(Dataset excerpt)
::::::::

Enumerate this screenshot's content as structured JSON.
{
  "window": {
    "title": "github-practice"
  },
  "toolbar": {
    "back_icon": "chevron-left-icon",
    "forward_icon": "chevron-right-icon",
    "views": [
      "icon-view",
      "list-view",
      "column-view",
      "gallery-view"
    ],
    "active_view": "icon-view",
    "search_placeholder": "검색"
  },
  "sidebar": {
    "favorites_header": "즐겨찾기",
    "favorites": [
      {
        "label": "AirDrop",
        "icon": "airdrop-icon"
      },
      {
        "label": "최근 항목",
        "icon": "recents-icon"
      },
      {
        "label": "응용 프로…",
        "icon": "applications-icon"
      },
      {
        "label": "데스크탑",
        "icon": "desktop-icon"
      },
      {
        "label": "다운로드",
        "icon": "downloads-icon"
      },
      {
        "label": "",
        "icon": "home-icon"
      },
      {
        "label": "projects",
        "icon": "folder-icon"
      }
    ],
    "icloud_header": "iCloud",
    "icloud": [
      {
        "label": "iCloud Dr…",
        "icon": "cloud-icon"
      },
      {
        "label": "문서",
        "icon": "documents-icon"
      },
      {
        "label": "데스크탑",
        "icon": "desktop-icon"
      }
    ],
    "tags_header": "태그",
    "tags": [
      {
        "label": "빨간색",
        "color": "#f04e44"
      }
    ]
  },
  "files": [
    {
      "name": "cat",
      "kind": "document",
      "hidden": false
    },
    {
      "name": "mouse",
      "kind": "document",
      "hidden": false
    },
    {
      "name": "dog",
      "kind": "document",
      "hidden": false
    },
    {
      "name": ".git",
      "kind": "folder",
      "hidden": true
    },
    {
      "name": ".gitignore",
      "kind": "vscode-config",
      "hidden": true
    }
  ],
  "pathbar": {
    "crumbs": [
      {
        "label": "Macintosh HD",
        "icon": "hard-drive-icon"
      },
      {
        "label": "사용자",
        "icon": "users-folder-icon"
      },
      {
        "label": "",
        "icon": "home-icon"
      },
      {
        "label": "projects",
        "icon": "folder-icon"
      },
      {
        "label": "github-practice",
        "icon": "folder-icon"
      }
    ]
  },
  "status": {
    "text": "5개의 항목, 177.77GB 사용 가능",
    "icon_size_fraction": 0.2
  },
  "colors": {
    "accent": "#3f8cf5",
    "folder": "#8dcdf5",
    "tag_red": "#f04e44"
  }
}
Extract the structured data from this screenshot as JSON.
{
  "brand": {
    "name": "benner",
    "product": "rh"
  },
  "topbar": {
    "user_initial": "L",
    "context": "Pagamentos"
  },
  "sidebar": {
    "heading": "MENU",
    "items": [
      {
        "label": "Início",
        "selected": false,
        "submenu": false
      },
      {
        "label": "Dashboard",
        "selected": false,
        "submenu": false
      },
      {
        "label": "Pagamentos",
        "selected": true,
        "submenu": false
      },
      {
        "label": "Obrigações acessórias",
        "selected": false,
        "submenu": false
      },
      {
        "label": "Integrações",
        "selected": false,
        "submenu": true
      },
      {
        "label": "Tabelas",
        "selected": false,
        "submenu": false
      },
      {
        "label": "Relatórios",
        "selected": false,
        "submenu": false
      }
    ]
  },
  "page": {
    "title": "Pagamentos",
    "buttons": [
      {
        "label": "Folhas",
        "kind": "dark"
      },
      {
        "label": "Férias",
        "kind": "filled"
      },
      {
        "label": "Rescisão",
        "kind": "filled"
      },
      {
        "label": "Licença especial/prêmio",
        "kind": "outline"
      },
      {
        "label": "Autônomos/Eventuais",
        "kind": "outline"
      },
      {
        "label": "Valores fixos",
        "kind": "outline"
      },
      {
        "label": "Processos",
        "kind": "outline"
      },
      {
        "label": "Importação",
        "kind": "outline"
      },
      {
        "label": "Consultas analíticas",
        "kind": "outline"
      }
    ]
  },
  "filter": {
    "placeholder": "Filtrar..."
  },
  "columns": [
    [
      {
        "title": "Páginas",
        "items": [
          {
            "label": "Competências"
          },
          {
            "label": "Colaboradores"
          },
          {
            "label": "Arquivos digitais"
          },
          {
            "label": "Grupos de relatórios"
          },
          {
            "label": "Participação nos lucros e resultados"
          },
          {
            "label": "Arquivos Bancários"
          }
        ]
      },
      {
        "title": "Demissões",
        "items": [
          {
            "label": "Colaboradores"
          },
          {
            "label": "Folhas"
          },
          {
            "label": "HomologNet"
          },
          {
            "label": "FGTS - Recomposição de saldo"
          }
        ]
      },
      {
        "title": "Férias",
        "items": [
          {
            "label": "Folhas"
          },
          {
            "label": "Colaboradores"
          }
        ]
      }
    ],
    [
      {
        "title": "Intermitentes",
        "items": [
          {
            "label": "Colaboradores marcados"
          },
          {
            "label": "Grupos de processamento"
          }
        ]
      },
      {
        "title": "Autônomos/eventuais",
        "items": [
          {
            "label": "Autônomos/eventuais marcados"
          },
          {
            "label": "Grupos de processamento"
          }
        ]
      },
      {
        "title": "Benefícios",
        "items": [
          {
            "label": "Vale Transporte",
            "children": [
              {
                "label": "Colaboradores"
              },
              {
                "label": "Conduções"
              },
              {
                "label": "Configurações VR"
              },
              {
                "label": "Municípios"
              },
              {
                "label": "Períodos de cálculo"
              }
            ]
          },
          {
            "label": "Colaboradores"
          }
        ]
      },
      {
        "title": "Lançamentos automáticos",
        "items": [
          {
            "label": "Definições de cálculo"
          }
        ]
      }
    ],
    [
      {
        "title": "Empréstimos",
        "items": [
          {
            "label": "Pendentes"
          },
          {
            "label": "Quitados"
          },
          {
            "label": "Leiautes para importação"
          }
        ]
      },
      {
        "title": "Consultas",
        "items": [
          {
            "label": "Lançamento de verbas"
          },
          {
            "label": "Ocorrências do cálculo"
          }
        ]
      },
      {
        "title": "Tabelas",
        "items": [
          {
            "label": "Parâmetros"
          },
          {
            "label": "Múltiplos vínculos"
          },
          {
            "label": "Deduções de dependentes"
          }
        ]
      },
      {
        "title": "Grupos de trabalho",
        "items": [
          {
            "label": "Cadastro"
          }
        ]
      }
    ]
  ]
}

::::::::

WHAT YOU HAVE TO DO => Each line that holds the string "screenshot" counts once; give the total and nothing else.

OUTPUT BELOW => 2